**Aim:** Repeat the material exactly, leaving nothing out.

(Records about charts and figures)
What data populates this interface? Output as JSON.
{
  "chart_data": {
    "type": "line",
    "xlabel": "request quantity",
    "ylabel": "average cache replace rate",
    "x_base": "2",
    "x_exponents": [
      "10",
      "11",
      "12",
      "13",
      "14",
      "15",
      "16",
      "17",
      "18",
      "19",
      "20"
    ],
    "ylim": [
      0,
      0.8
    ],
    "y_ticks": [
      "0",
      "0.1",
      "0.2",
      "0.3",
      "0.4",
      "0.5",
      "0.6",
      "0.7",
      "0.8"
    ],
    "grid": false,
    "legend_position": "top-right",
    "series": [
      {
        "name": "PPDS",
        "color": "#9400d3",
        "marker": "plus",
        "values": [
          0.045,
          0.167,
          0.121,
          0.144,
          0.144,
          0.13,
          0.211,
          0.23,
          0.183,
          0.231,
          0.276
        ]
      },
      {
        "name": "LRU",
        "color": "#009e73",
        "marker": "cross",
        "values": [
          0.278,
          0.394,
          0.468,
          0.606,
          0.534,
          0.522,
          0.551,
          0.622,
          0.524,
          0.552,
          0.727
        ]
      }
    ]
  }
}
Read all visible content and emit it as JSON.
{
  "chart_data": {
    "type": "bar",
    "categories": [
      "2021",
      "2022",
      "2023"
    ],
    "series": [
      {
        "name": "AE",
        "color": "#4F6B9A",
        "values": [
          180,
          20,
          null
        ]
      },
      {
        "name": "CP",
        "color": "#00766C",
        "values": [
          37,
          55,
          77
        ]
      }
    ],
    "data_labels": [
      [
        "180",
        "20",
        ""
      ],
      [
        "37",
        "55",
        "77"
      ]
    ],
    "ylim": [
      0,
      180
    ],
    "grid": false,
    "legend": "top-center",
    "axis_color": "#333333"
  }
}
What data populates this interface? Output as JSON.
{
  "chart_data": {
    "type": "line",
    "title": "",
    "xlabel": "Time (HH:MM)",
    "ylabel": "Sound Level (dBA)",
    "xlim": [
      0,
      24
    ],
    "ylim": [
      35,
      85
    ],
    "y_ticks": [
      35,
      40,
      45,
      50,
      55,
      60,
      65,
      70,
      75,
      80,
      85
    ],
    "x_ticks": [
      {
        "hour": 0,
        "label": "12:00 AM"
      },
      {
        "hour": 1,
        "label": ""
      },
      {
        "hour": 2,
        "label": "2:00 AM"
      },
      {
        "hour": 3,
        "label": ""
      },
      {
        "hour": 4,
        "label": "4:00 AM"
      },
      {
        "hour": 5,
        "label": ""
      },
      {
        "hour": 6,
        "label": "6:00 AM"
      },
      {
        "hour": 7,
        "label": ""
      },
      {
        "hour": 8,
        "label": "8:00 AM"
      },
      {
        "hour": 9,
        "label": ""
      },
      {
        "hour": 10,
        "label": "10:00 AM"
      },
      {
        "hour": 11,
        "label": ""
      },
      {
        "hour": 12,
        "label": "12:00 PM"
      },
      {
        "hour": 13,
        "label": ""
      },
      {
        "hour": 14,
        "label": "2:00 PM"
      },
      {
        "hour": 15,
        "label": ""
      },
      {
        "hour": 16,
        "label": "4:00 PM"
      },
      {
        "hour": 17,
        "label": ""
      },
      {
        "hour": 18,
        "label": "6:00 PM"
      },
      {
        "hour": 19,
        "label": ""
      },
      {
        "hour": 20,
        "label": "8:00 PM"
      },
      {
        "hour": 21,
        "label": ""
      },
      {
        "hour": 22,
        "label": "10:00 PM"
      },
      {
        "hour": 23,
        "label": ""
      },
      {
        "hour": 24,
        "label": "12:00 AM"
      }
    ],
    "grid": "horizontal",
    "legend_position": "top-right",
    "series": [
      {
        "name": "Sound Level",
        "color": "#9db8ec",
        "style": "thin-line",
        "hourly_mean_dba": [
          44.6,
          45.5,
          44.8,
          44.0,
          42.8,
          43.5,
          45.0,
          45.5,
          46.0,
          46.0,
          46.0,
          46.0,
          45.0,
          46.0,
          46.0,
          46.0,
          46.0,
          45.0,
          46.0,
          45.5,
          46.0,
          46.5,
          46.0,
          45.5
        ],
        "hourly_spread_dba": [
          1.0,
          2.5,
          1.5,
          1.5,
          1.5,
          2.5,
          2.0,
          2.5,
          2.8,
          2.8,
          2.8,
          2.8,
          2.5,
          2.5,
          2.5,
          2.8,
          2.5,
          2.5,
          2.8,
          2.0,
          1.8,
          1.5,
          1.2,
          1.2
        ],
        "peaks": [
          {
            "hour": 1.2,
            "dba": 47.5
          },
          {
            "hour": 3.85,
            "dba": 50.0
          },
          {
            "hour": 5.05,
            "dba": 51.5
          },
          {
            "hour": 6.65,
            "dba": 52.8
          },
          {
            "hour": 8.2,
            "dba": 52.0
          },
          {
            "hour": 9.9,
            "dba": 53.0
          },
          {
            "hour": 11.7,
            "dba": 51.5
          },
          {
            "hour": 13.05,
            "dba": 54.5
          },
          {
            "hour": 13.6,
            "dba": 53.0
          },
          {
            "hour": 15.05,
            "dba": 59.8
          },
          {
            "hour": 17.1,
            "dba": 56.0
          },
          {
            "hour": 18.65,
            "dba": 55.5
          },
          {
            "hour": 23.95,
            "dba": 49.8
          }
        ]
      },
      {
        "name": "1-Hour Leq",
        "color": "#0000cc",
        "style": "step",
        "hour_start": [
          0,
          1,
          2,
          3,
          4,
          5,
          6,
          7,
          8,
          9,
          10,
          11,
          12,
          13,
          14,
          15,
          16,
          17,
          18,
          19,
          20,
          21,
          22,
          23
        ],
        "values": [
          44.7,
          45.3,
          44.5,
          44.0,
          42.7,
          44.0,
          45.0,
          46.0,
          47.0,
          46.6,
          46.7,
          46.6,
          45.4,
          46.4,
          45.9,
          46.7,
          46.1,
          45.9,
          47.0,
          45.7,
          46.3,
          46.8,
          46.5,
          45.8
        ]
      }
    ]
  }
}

**Task answer:**
What data populates this interface? Output as JSON.
{
  "chart_data": {
    "type": "line",
    "xlabel": "request quantity",
    "ylabel": "average cache replace rate",
    "x_base": "2",
    "x_exponents": [
      "10",
      "11",
      "12",
      "13",
      "14",
      "15",
      "16",
      "17",
      "18",
      "19",
      "20"
    ],
    "ylim": [
      0,
      0.8
    ],
    "y_ticks": [
      "0",
      "0.1",
      "0.2",
      "0.3",
      "0.4",
      "0.5",
      "0.6",
      "0.7",
      "0.8"
    ],
    "grid": false,
    "legend_position": "top-right",
    "series": [
      {
        "name": "PPDS",
        "color": "#9400d3",
        "marker": "plus",
        "values": [
          0.045,
          0.167,
          0.121,
          0.144,
          0.144,
          0.13,
          0.211,
          0.23,
          0.183,
          0.231,
          0.276
        ]
      },
      {
        "name": "LRU",
        "color": "#009e73",
        "marker": "cross",
        "values": [
          0.278,
          0.394,
          0.468,
          0.606,
          0.534,
          0.522,
          0.551,
          0.622,
          0.524,
          0.552,
          0.727
        ]
      }
    ]
  }
}
Read all visible content and emit it as JSON.
{
  "chart_data": {
    "type": "bar",
    "categories": [
      "2021",
      "2022",
      "2023"
    ],
    "series": [
      {
        "name": "AE",
        "color": "#4F6B9A",
        "values": [
          180,
          20,
          null
        ]
      },
      {
        "name": "CP",
        "color": "#00766C",
        "values": [
          37,
          55,
          77
        ]
      }
    ],
    "data_labels": [
      [
        "180",
        "20",
        ""
      ],
      [
        "37",
        "55",
        "77"
      ]
    ],
    "ylim": [
      0,
      180
    ],
    "grid": false,
    "legend": "top-center",
    "axis_color": "#333333"
  }
}
What data populates this interface? Output as JSON.
{
  "chart_data": {
    "type": "line",
    "title": "",
    "xlabel": "Time (HH:MM)",
    "ylabel": "Sound Level (dBA)",
    "xlim": [
      0,
      24
    ],
    "ylim": [
      35,
      85
    ],
    "y_ticks": [
      35,
      40,
      45,
      50,
      55,
      60,
      65,
      70,
      75,
      80,
      85
    ],
    "x_ticks": [
      {
        "hour": 0,
        "label": "12:00 AM"
      },
      {
        "hour": 1,
        "label": ""
      },
      {
        "hour": 2,
        "label": "2:00 AM"
      },
      {
        "hour": 3,
        "label": ""
      },
      {
        "hour": 4,
        "label": "4:00 AM"
      },
      {
        "hour": 5,
        "label": ""
      },
      {
        "hour": 6,
        "label": "6:00 AM"
      },
      {
        "hour": 7,
        "label": ""
      },
      {
        "hour": 8,
        "label": "8:00 AM"
      },
      {
        "hour": 9,
        "label": ""
      },
      {
        "hour": 10,
        "label": "10:00 AM"
      },
      {
        "hour": 11,
        "label": ""
      },
      {
        "hour": 12,
        "label": "12:00 PM"
      },
      {
        "hour": 13,
        "label": ""
      },
      {
        "hour": 14,
        "label": "2:00 PM"
      },
      {
        "hour": 15,
        "label": ""
      },
      {
        "hour": 16,
        "label": "4:00 PM"
      },
      {
        "hour": 17,
        "label": ""
      },
      {
        "hour": 18,
        "label": "6:00 PM"
      },
      {
        "hour": 19,
        "label": ""
      },
      {
        "hour": 20,
        "label": "8:00 PM"
      },
      {
        "hour": 21,
        "label": ""
      },
      {
        "hour": 22,
        "label": "10:00 PM"
      },
      {
        "hour": 23,
        "label": ""
      },
      {
        "hour": 24,
        "label": "12:00 AM"
      }
    ],
    "grid": "horizontal",
    "legend_position": "top-right",
    "series": [
      {
        "name": "Sound Level",
        "color": "#9db8ec",
        "style": "thin-line",
        "hourly_mean_dba": [
          44.6,
          45.5,
          44.8,
          44.0,
          42.8,
          43.5,
          45.0,
          45.5,
          46.0,
          46.0,
          46.0,
          46.0,
          45.0,
          46.0,
          46.0,
          46.0,
          46.0,
          45.0,
          46.0,
          45.5,
          46.0,
          46.5,
          46.0,
          45.5
        ],
        "hourly_spread_dba": [
          1.0,
          2.5,
          1.5,
          1.5,
          1.5,
          2.5,
          2.0,
          2.5,
          2.8,
          2.8,
          2.8,
          2.8,
          2.5,
          2.5,
          2.5,
          2.8,
          2.5,
          2.5,
          2.8,
          2.0,
          1.8,
          1.5,
          1.2,
          1.2
        ],
        "peaks": [
          {
            "hour": 1.2,
            "dba": 47.5
          },
          {
            "hour": 3.85,
            "dba": 50.0
          },
          {
            "hour": 5.05,
            "dba": 51.5
          },
          {
            "hour": 6.65,
            "dba": 52.8
          },
          {
            "hour": 8.2,
            "dba": 52.0
          },
          {
            "hour": 9.9,
            "dba": 53.0
          },
          {
            "hour": 11.7,
            "dba": 51.5
          },
          {
            "hour": 13.05,
            "dba": 54.5
          },
          {
            "hour": 13.6,
            "dba": 53.0
          },
          {
            "hour": 15.05,
            "dba": 59.8
          },
          {
            "hour": 17.1,
            "dba": 56.0
          },
          {
            "hour": 18.65,
            "dba": 55.5
          },
          {
            "hour": 23.95,
            "dba": 49.8
          }
        ]
      },
      {
        "name": "1-Hour Leq",
        "color": "#0000cc",
        "style": "step",
        "hour_start": [
          0,
          1,
          2,
          3,
          4,
          5,
          6,
          7,
          8,
          9,
          10,
          11,
          12,
          13,
          14,
          15,
          16,
          17,
          18,
          19,
          20,
          21,
          22,
          23
        ],
        "values": [
          44.7,
          45.3,
          44.5,
          44.0,
          42.7,
          44.0,
          45.0,
          46.0,
          47.0,
          46.6,
          46.7,
          46.6,
          45.4,
          46.4,
          45.9,
          46.7,
          46.1,
          45.9,
          47.0,
          45.7,
          46.3,
          46.8,
          46.5,
          45.8
        ]
      }
    ]
  }
}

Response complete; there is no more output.